[Directions]:
Pull out every line below that contains the word "left".

[Items from a dataset]:
▬▬▬▬▬▬

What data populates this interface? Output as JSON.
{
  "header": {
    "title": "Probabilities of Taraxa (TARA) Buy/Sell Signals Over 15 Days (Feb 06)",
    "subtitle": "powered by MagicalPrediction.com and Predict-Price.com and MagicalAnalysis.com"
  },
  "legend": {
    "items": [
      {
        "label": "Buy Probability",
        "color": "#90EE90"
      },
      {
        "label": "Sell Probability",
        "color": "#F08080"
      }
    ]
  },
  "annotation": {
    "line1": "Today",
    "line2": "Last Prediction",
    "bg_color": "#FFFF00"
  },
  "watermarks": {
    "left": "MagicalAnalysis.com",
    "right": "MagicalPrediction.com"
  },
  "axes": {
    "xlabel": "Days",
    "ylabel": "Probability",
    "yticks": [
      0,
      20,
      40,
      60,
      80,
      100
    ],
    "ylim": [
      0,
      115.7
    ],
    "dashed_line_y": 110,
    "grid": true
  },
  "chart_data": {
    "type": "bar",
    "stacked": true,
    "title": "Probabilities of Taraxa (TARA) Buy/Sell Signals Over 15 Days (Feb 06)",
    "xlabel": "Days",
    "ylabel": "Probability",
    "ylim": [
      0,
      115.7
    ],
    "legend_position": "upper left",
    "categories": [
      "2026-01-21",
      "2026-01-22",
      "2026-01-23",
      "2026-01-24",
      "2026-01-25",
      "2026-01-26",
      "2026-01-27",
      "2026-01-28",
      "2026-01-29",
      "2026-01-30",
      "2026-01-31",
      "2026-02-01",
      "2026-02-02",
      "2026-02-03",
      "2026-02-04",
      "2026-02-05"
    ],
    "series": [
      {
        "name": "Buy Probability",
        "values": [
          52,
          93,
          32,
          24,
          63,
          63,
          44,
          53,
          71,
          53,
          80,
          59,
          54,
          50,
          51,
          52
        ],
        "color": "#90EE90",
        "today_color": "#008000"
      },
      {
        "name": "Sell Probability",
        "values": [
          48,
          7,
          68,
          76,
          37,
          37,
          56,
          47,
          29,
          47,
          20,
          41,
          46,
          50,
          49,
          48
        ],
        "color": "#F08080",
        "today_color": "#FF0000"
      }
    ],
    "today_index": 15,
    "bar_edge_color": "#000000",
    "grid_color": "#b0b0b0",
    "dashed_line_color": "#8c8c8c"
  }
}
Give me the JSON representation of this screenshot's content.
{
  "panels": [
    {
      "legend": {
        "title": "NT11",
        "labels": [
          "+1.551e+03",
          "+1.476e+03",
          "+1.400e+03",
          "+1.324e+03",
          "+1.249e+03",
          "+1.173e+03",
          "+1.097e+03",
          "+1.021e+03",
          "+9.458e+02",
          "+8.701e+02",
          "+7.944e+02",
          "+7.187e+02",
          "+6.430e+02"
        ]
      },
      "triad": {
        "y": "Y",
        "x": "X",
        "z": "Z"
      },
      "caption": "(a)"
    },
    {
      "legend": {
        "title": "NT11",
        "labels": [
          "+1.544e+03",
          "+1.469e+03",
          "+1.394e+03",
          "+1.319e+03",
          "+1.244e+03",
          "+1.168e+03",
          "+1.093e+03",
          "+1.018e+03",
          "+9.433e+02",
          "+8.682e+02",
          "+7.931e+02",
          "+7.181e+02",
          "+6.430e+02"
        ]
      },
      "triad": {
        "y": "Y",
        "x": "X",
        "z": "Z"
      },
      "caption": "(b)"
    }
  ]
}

▬▬▬▬▬▬

[Written response]:
    "left": "MagicalAnalysis.com",
    "legend_position": "upper left",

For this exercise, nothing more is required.